- YOUR OBJECTIVE -
Output the records exactly. Include every line.

- ITEMS -
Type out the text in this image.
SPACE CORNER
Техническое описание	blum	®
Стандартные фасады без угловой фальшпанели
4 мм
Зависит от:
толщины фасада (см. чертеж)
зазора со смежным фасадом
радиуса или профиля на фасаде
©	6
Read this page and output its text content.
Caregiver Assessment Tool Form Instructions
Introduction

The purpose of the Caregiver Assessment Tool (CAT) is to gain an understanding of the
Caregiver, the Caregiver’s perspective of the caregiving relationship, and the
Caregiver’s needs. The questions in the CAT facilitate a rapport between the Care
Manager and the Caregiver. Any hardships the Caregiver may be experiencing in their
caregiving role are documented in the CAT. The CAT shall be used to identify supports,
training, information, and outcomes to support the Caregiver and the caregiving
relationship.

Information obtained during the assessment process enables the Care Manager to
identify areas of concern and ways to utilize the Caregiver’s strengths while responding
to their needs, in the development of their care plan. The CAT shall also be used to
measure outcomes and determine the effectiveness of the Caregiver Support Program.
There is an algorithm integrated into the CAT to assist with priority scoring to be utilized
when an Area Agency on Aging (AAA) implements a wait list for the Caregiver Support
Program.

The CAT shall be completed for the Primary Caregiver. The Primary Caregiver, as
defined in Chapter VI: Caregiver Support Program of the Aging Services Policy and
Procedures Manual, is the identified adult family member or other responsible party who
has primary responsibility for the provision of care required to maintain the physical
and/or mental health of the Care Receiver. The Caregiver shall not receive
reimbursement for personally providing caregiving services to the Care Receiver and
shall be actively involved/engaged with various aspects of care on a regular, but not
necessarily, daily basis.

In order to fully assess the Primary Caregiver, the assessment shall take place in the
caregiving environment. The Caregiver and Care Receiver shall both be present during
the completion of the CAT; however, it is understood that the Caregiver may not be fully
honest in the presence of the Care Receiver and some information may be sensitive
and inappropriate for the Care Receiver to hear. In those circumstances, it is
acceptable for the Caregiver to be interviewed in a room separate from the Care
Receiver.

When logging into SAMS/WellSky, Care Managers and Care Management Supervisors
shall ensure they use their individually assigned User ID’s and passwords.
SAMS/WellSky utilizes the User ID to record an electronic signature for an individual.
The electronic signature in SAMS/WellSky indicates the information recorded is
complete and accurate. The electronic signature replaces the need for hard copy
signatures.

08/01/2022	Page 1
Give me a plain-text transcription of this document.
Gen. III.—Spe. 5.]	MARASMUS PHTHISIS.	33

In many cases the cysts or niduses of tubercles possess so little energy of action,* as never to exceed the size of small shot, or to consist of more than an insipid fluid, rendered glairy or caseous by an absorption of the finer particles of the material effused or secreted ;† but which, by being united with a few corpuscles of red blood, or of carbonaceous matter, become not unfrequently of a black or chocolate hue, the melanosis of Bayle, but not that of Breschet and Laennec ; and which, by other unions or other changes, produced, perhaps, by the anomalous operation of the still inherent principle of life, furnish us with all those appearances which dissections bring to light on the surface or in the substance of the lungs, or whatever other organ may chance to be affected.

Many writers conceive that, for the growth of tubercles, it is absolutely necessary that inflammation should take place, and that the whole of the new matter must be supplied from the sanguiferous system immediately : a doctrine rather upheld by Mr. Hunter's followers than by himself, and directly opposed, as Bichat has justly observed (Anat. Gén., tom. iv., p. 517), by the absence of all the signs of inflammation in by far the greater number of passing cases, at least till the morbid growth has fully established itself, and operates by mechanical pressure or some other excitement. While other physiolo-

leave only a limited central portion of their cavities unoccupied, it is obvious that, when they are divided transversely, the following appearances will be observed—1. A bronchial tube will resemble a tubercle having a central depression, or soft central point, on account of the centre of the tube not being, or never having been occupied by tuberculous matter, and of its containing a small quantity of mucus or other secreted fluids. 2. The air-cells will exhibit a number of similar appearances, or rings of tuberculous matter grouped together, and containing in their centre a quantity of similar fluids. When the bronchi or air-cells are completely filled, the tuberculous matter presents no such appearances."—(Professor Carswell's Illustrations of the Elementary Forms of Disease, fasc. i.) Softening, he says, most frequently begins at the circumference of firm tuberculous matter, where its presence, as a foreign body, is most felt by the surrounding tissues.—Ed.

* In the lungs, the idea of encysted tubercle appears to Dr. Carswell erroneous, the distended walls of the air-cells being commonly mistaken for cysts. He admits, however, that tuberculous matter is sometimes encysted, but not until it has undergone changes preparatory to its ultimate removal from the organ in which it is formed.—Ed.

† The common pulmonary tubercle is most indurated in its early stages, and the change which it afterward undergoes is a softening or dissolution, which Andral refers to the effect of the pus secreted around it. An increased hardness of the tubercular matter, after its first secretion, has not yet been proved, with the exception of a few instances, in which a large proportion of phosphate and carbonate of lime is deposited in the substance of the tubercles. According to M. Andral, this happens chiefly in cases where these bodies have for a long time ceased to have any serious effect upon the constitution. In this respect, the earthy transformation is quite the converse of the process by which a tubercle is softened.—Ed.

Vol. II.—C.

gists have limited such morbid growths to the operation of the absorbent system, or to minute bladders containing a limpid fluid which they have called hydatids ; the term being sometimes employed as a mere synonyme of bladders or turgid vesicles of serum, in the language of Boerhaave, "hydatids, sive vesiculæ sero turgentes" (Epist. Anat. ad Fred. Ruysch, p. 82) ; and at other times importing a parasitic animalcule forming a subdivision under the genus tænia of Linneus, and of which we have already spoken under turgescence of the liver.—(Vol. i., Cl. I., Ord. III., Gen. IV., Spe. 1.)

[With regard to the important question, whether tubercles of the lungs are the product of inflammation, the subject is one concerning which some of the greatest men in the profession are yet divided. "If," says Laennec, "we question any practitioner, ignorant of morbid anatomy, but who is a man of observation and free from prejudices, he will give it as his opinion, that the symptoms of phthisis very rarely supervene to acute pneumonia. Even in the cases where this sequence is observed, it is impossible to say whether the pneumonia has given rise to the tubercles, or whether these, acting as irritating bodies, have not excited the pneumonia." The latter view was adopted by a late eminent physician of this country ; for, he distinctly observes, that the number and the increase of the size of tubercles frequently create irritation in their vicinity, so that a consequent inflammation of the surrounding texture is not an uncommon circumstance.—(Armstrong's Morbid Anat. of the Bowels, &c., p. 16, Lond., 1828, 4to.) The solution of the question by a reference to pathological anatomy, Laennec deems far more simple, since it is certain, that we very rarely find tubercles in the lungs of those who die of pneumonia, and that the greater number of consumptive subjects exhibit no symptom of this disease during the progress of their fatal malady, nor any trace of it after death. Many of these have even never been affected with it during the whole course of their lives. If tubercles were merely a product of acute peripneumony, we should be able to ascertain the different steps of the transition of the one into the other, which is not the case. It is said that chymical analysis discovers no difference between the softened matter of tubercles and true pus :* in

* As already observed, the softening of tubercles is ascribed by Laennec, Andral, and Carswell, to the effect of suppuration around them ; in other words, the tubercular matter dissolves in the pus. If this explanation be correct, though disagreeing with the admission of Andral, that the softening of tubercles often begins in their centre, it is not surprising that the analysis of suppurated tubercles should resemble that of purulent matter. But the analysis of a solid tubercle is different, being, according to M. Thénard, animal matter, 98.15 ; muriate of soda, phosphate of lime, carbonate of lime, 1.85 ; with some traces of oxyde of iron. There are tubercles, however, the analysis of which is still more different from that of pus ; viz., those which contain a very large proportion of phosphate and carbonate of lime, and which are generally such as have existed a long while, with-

- EXERCISE ANSWER -
Type out the text in this image.
SPACE CORNER
Техническое описание	blum	®
Стандартные фасады без угловой фальшпанели
4 мм
Зависит от:
толщины фасада (см. чертеж)
зазора со смежным фасадом
радиуса или профиля на фасаде
©	6
Read this page and output its text content.
Caregiver Assessment Tool Form Instructions
Introduction

The purpose of the Caregiver Assessment Tool (CAT) is to gain an understanding of the
Caregiver, the Caregiver’s perspective of the caregiving relationship, and the
Caregiver’s needs. The questions in the CAT facilitate a rapport between the Care
Manager and the Caregiver. Any hardships the Caregiver may be experiencing in their
caregiving role are documented in the CAT. The CAT shall be used to identify supports,
training, information, and outcomes to support the Caregiver and the caregiving
relationship.

Information obtained during the assessment process enables the Care Manager to
identify areas of concern and ways to utilize the Caregiver’s strengths while responding
to their needs, in the development of their care plan. The CAT shall also be used to
measure outcomes and determine the effectiveness of the Caregiver Support Program.
There is an algorithm integrated into the CAT to assist with priority scoring to be utilized
when an Area Agency on Aging (AAA) implements a wait list for the Caregiver Support
Program.

The CAT shall be completed for the Primary Caregiver. The Primary Caregiver, as
defined in Chapter VI: Caregiver Support Program of the Aging Services Policy and
Procedures Manual, is the identified adult family member or other responsible party who
has primary responsibility for the provision of care required to maintain the physical
and/or mental health of the Care Receiver. The Caregiver shall not receive
reimbursement for personally providing caregiving services to the Care Receiver and
shall be actively involved/engaged with various aspects of care on a regular, but not
necessarily, daily basis.

In order to fully assess the Primary Caregiver, the assessment shall take place in the
caregiving environment. The Caregiver and Care Receiver shall both be present during
the completion of the CAT; however, it is understood that the Caregiver may not be fully
honest in the presence of the Care Receiver and some information may be sensitive
and inappropriate for the Care Receiver to hear. In those circumstances, it is
acceptable for the Caregiver to be interviewed in a room separate from the Care
Receiver.

When logging into SAMS/WellSky, Care Managers and Care Management Supervisors
shall ensure they use their individually assigned User ID’s and passwords.
SAMS/WellSky utilizes the User ID to record an electronic signature for an individual.
The electronic signature in SAMS/WellSky indicates the information recorded is
complete and accurate. The electronic signature replaces the need for hard copy
signatures.

08/01/2022	Page 1
Give me a plain-text transcription of this document.
Gen. III.—Spe. 5.]	MARASMUS PHTHISIS.	33

In many cases the cysts or niduses of tubercles possess so little energy of action,* as never to exceed the size of small shot, or to consist of more than an insipid fluid, rendered glairy or caseous by an absorption of the finer particles of the material effused or secreted ;† but which, by being united with a few corpuscles of red blood, or of carbonaceous matter, become not unfrequently of a black or chocolate hue, the melanosis of Bayle, but not that of Breschet and Laennec ; and which, by other unions or other changes, produced, perhaps, by the anomalous operation of the still inherent principle of life, furnish us with all those appearances which dissections bring to light on the surface or in the substance of the lungs, or whatever other organ may chance to be affected.

Many writers conceive that, for the growth of tubercles, it is absolutely necessary that inflammation should take place, and that the whole of the new matter must be supplied from the sanguiferous system immediately : a doctrine rather upheld by Mr. Hunter's followers than by himself, and directly opposed, as Bichat has justly observed (Anat. Gén., tom. iv., p. 517), by the absence of all the signs of inflammation in by far the greater number of passing cases, at least till the morbid growth has fully established itself, and operates by mechanical pressure or some other excitement. While other physiolo-

leave only a limited central portion of their cavities unoccupied, it is obvious that, when they are divided transversely, the following appearances will be observed—1. A bronchial tube will resemble a tubercle having a central depression, or soft central point, on account of the centre of the tube not being, or never having been occupied by tuberculous matter, and of its containing a small quantity of mucus or other secreted fluids. 2. The air-cells will exhibit a number of similar appearances, or rings of tuberculous matter grouped together, and containing in their centre a quantity of similar fluids. When the bronchi or air-cells are completely filled, the tuberculous matter presents no such appearances."—(Professor Carswell's Illustrations of the Elementary Forms of Disease, fasc. i.) Softening, he says, most frequently begins at the circumference of firm tuberculous matter, where its presence, as a foreign body, is most felt by the surrounding tissues.—Ed.

* In the lungs, the idea of encysted tubercle appears to Dr. Carswell erroneous, the distended walls of the air-cells being commonly mistaken for cysts. He admits, however, that tuberculous matter is sometimes encysted, but not until it has undergone changes preparatory to its ultimate removal from the organ in which it is formed.—Ed.

† The common pulmonary tubercle is most indurated in its early stages, and the change which it afterward undergoes is a softening or dissolution, which Andral refers to the effect of the pus secreted around it. An increased hardness of the tubercular matter, after its first secretion, has not yet been proved, with the exception of a few instances, in which a large proportion of phosphate and carbonate of lime is deposited in the substance of the tubercles. According to M. Andral, this happens chiefly in cases where these bodies have for a long time ceased to have any serious effect upon the constitution. In this respect, the earthy transformation is quite the converse of the process by which a tubercle is softened.—Ed.

Vol. II.—C.

gists have limited such morbid growths to the operation of the absorbent system, or to minute bladders containing a limpid fluid which they have called hydatids ; the term being sometimes employed as a mere synonyme of bladders or turgid vesicles of serum, in the language of Boerhaave, "hydatids, sive vesiculæ sero turgentes" (Epist. Anat. ad Fred. Ruysch, p. 82) ; and at other times importing a parasitic animalcule forming a subdivision under the genus tænia of Linneus, and of which we have already spoken under turgescence of the liver.—(Vol. i., Cl. I., Ord. III., Gen. IV., Spe. 1.)

[With regard to the important question, whether tubercles of the lungs are the product of inflammation, the subject is one concerning which some of the greatest men in the profession are yet divided. "If," says Laennec, "we question any practitioner, ignorant of morbid anatomy, but who is a man of observation and free from prejudices, he will give it as his opinion, that the symptoms of phthisis very rarely supervene to acute pneumonia. Even in the cases where this sequence is observed, it is impossible to say whether the pneumonia has given rise to the tubercles, or whether these, acting as irritating bodies, have not excited the pneumonia." The latter view was adopted by a late eminent physician of this country ; for, he distinctly observes, that the number and the increase of the size of tubercles frequently create irritation in their vicinity, so that a consequent inflammation of the surrounding texture is not an uncommon circumstance.—(Armstrong's Morbid Anat. of the Bowels, &c., p. 16, Lond., 1828, 4to.) The solution of the question by a reference to pathological anatomy, Laennec deems far more simple, since it is certain, that we very rarely find tubercles in the lungs of those who die of pneumonia, and that the greater number of consumptive subjects exhibit no symptom of this disease during the progress of their fatal malady, nor any trace of it after death. Many of these have even never been affected with it during the whole course of their lives. If tubercles were merely a product of acute peripneumony, we should be able to ascertain the different steps of the transition of the one into the other, which is not the case. It is said that chymical analysis discovers no difference between the softened matter of tubercles and true pus :* in

* As already observed, the softening of tubercles is ascribed by Laennec, Andral, and Carswell, to the effect of suppuration around them ; in other words, the tubercular matter dissolves in the pus. If this explanation be correct, though disagreeing with the admission of Andral, that the softening of tubercles often begins in their centre, it is not surprising that the analysis of suppurated tubercles should resemble that of purulent matter. But the analysis of a solid tubercle is different, being, according to M. Thénard, animal matter, 98.15 ; muriate of soda, phosphate of lime, carbonate of lime, 1.85 ; with some traces of oxyde of iron. There are tubercles, however, the analysis of which is still more different from that of pus ; viz., those which contain a very large proportion of phosphate and carbonate of lime, and which are generally such as have existed a long while, with-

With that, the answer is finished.